-- What to do --
Repeat each entry as written and leave the images out of the copy.

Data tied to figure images

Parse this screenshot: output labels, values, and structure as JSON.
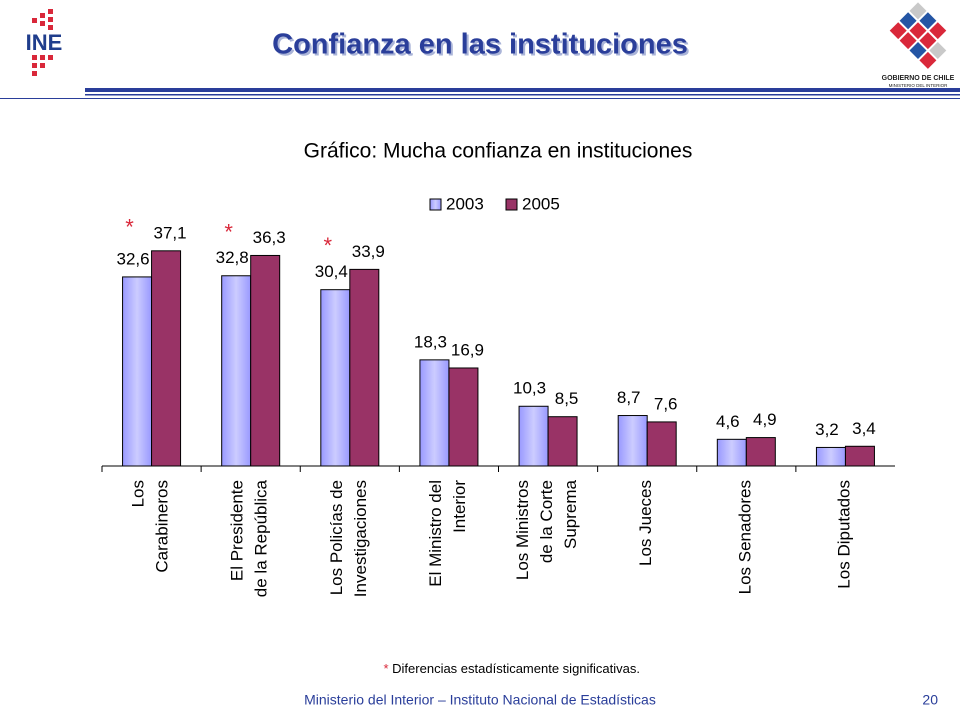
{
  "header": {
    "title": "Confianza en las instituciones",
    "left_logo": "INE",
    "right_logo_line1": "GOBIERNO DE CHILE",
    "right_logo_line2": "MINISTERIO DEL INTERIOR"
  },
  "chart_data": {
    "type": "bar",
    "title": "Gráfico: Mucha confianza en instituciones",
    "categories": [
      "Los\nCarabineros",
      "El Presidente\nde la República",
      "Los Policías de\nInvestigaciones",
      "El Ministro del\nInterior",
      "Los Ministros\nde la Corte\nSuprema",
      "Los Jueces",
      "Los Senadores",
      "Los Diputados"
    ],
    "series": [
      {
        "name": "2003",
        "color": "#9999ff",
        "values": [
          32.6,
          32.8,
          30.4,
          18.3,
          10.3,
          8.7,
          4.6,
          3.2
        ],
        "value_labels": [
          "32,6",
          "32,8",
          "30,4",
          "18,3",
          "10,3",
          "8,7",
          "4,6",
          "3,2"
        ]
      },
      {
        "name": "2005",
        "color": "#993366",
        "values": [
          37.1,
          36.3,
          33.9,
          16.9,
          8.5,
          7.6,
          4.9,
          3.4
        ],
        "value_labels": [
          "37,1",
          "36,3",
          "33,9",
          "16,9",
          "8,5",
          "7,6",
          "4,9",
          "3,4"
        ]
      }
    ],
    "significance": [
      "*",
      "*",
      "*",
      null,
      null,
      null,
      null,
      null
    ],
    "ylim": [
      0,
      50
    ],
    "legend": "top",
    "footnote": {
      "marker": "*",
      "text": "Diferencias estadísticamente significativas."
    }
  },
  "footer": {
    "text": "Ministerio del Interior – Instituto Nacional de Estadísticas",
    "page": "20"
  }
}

-- Written answer --
Parse this screenshot: output labels, values, and structure as JSON.
{
  "header": {
    "title": "Confianza en las instituciones",
    "left_logo": "INE",
    "right_logo_line1": "GOBIERNO DE CHILE",
    "right_logo_line2": "MINISTERIO DEL INTERIOR"
  },
  "chart_data": {
    "type": "bar",
    "title": "Gráfico: Mucha confianza en instituciones",
    "categories": [
      "Los\nCarabineros",
      "El Presidente\nde la República",
      "Los Policías de\nInvestigaciones",
      "El Ministro del\nInterior",
      "Los Ministros\nde la Corte\nSuprema",
      "Los Jueces",
      "Los Senadores",
      "Los Diputados"
    ],
    "series": [
      {
        "name": "2003",
        "color": "#9999ff",
        "values": [
          32.6,
          32.8,
          30.4,
          18.3,
          10.3,
          8.7,
          4.6,
          3.2
        ],
        "value_labels": [
          "32,6",
          "32,8",
          "30,4",
          "18,3",
          "10,3",
          "8,7",
          "4,6",
          "3,2"
        ]
      },
      {
        "name": "2005",
        "color": "#993366",
        "values": [
          37.1,
          36.3,
          33.9,
          16.9,
          8.5,
          7.6,
          4.9,
          3.4
        ],
        "value_labels": [
          "37,1",
          "36,3",
          "33,9",
          "16,9",
          "8,5",
          "7,6",
          "4,9",
          "3,4"
        ]
      }
    ],
    "significance": [
      "*",
      "*",
      "*",
      null,
      null,
      null,
      null,
      null
    ],
    "ylim": [
      0,
      50
    ],
    "legend": "top",
    "footnote": {
      "marker": "*",
      "text": "Diferencias estadísticamente significativas."
    }
  },
  "footer": {
    "text": "Ministerio del Interior – Instituto Nacional de Estadísticas",
    "page": "20"
  }
}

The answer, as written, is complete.